Brief: Repeat each entry in full, exactly.

__________________________________________________

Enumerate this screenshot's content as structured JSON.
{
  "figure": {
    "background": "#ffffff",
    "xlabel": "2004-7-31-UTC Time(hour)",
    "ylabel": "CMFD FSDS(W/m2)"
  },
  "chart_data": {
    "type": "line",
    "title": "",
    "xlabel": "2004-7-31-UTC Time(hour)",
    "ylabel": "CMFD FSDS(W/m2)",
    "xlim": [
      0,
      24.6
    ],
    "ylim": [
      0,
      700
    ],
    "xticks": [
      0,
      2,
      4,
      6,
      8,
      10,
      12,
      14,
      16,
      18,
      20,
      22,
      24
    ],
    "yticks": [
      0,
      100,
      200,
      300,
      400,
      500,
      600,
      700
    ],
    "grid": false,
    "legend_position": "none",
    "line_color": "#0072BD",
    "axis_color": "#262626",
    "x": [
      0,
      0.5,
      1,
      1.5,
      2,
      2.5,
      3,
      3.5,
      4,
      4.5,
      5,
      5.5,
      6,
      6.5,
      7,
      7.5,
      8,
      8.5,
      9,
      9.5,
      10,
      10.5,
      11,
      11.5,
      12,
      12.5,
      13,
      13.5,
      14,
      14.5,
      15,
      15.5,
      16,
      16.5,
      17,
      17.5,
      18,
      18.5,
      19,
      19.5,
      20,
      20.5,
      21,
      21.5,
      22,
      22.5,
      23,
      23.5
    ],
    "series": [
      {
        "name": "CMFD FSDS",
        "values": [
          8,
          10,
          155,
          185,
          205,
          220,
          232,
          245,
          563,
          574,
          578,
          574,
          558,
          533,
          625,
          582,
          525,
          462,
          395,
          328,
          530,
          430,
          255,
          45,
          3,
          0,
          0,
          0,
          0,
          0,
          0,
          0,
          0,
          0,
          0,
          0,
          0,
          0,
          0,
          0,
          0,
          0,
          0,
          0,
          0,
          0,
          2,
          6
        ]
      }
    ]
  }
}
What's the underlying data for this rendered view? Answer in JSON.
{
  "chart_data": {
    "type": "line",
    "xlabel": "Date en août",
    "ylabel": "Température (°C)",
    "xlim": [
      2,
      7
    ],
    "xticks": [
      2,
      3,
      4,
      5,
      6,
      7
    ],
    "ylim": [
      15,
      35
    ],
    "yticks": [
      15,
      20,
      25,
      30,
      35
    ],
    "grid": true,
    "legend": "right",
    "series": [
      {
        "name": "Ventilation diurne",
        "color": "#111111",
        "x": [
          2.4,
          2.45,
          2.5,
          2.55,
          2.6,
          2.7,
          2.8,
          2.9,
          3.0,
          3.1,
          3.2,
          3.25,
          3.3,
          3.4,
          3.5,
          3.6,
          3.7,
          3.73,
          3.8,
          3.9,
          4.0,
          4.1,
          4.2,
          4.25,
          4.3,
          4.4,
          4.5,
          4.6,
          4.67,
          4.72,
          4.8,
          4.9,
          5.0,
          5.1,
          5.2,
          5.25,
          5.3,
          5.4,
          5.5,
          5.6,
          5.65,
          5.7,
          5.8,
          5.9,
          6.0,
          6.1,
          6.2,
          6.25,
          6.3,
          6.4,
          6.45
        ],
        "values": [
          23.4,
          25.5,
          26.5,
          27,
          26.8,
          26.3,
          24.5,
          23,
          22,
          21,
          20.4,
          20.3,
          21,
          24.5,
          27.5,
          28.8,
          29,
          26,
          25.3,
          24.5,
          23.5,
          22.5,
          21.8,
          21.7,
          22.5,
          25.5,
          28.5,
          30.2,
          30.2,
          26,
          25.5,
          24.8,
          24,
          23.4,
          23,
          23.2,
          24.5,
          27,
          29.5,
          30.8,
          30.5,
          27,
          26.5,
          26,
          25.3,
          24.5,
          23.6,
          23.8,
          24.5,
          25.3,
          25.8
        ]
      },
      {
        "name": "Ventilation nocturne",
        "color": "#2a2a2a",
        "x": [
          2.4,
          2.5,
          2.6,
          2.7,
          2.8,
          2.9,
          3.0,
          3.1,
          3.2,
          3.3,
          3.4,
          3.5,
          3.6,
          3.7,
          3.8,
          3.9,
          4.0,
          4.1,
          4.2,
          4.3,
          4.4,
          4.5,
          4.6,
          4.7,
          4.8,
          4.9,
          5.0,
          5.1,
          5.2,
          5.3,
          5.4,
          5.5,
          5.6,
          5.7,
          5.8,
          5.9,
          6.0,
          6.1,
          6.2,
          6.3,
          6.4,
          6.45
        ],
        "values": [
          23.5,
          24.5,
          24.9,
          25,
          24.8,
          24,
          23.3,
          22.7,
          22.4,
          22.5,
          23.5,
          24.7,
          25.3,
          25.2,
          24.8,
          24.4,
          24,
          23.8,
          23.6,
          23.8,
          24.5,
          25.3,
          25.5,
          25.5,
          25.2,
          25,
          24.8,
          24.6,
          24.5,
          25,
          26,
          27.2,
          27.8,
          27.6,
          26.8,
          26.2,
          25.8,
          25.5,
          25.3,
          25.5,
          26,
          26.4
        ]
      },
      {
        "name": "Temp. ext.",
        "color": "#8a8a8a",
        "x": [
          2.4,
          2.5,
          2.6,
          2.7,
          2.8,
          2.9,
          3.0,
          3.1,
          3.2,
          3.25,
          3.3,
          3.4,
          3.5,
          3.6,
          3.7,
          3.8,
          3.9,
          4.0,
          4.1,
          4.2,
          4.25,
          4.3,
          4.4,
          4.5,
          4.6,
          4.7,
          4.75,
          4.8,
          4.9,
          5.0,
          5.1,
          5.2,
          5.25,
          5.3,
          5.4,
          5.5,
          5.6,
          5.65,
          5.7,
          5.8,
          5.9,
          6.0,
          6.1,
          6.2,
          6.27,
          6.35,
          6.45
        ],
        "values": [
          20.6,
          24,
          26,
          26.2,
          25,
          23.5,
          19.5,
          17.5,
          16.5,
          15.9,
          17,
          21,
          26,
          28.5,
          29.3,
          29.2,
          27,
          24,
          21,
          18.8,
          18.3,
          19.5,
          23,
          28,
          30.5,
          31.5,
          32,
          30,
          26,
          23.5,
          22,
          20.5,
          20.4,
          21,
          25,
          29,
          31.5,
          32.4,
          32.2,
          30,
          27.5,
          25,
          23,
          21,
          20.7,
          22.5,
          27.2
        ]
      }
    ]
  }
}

__________________________________________________

Answer for this exercise:
Enumerate this screenshot's content as structured JSON.
{
  "figure": {
    "background": "#ffffff",
    "xlabel": "2004-7-31-UTC Time(hour)",
    "ylabel": "CMFD FSDS(W/m2)"
  },
  "chart_data": {
    "type": "line",
    "title": "",
    "xlabel": "2004-7-31-UTC Time(hour)",
    "ylabel": "CMFD FSDS(W/m2)",
    "xlim": [
      0,
      24.6
    ],
    "ylim": [
      0,
      700
    ],
    "xticks": [
      0,
      2,
      4,
      6,
      8,
      10,
      12,
      14,
      16,
      18,
      20,
      22,
      24
    ],
    "yticks": [
      0,
      100,
      200,
      300,
      400,
      500,
      600,
      700
    ],
    "grid": false,
    "legend_position": "none",
    "line_color": "#0072BD",
    "axis_color": "#262626",
    "x": [
      0,
      0.5,
      1,
      1.5,
      2,
      2.5,
      3,
      3.5,
      4,
      4.5,
      5,
      5.5,
      6,
      6.5,
      7,
      7.5,
      8,
      8.5,
      9,
      9.5,
      10,
      10.5,
      11,
      11.5,
      12,
      12.5,
      13,
      13.5,
      14,
      14.5,
      15,
      15.5,
      16,
      16.5,
      17,
      17.5,
      18,
      18.5,
      19,
      19.5,
      20,
      20.5,
      21,
      21.5,
      22,
      22.5,
      23,
      23.5
    ],
    "series": [
      {
        "name": "CMFD FSDS",
        "values": [
          8,
          10,
          155,
          185,
          205,
          220,
          232,
          245,
          563,
          574,
          578,
          574,
          558,
          533,
          625,
          582,
          525,
          462,
          395,
          328,
          530,
          430,
          255,
          45,
          3,
          0,
          0,
          0,
          0,
          0,
          0,
          0,
          0,
          0,
          0,
          0,
          0,
          0,
          0,
          0,
          0,
          0,
          0,
          0,
          0,
          0,
          2,
          6
        ]
      }
    ]
  }
}
What's the underlying data for this rendered view? Answer in JSON.
{
  "chart_data": {
    "type": "line",
    "xlabel": "Date en août",
    "ylabel": "Température (°C)",
    "xlim": [
      2,
      7
    ],
    "xticks": [
      2,
      3,
      4,
      5,
      6,
      7
    ],
    "ylim": [
      15,
      35
    ],
    "yticks": [
      15,
      20,
      25,
      30,
      35
    ],
    "grid": true,
    "legend": "right",
    "series": [
      {
        "name": "Ventilation diurne",
        "color": "#111111",
        "x": [
          2.4,
          2.45,
          2.5,
          2.55,
          2.6,
          2.7,
          2.8,
          2.9,
          3.0,
          3.1,
          3.2,
          3.25,
          3.3,
          3.4,
          3.5,
          3.6,
          3.7,
          3.73,
          3.8,
          3.9,
          4.0,
          4.1,
          4.2,
          4.25,
          4.3,
          4.4,
          4.5,
          4.6,
          4.67,
          4.72,
          4.8,
          4.9,
          5.0,
          5.1,
          5.2,
          5.25,
          5.3,
          5.4,
          5.5,
          5.6,
          5.65,
          5.7,
          5.8,
          5.9,
          6.0,
          6.1,
          6.2,
          6.25,
          6.3,
          6.4,
          6.45
        ],
        "values": [
          23.4,
          25.5,
          26.5,
          27,
          26.8,
          26.3,
          24.5,
          23,
          22,
          21,
          20.4,
          20.3,
          21,
          24.5,
          27.5,
          28.8,
          29,
          26,
          25.3,
          24.5,
          23.5,
          22.5,
          21.8,
          21.7,
          22.5,
          25.5,
          28.5,
          30.2,
          30.2,
          26,
          25.5,
          24.8,
          24,
          23.4,
          23,
          23.2,
          24.5,
          27,
          29.5,
          30.8,
          30.5,
          27,
          26.5,
          26,
          25.3,
          24.5,
          23.6,
          23.8,
          24.5,
          25.3,
          25.8
        ]
      },
      {
        "name": "Ventilation nocturne",
        "color": "#2a2a2a",
        "x": [
          2.4,
          2.5,
          2.6,
          2.7,
          2.8,
          2.9,
          3.0,
          3.1,
          3.2,
          3.3,
          3.4,
          3.5,
          3.6,
          3.7,
          3.8,
          3.9,
          4.0,
          4.1,
          4.2,
          4.3,
          4.4,
          4.5,
          4.6,
          4.7,
          4.8,
          4.9,
          5.0,
          5.1,
          5.2,
          5.3,
          5.4,
          5.5,
          5.6,
          5.7,
          5.8,
          5.9,
          6.0,
          6.1,
          6.2,
          6.3,
          6.4,
          6.45
        ],
        "values": [
          23.5,
          24.5,
          24.9,
          25,
          24.8,
          24,
          23.3,
          22.7,
          22.4,
          22.5,
          23.5,
          24.7,
          25.3,
          25.2,
          24.8,
          24.4,
          24,
          23.8,
          23.6,
          23.8,
          24.5,
          25.3,
          25.5,
          25.5,
          25.2,
          25,
          24.8,
          24.6,
          24.5,
          25,
          26,
          27.2,
          27.8,
          27.6,
          26.8,
          26.2,
          25.8,
          25.5,
          25.3,
          25.5,
          26,
          26.4
        ]
      },
      {
        "name": "Temp. ext.",
        "color": "#8a8a8a",
        "x": [
          2.4,
          2.5,
          2.6,
          2.7,
          2.8,
          2.9,
          3.0,
          3.1,
          3.2,
          3.25,
          3.3,
          3.4,
          3.5,
          3.6,
          3.7,
          3.8,
          3.9,
          4.0,
          4.1,
          4.2,
          4.25,
          4.3,
          4.4,
          4.5,
          4.6,
          4.7,
          4.75,
          4.8,
          4.9,
          5.0,
          5.1,
          5.2,
          5.25,
          5.3,
          5.4,
          5.5,
          5.6,
          5.65,
          5.7,
          5.8,
          5.9,
          6.0,
          6.1,
          6.2,
          6.27,
          6.35,
          6.45
        ],
        "values": [
          20.6,
          24,
          26,
          26.2,
          25,
          23.5,
          19.5,
          17.5,
          16.5,
          15.9,
          17,
          21,
          26,
          28.5,
          29.3,
          29.2,
          27,
          24,
          21,
          18.8,
          18.3,
          19.5,
          23,
          28,
          30.5,
          31.5,
          32,
          30,
          26,
          23.5,
          22,
          20.5,
          20.4,
          21,
          25,
          29,
          31.5,
          32.4,
          32.2,
          30,
          27.5,
          25,
          23,
          21,
          20.7,
          22.5,
          27.2
        ]
      }
    ]
  }
}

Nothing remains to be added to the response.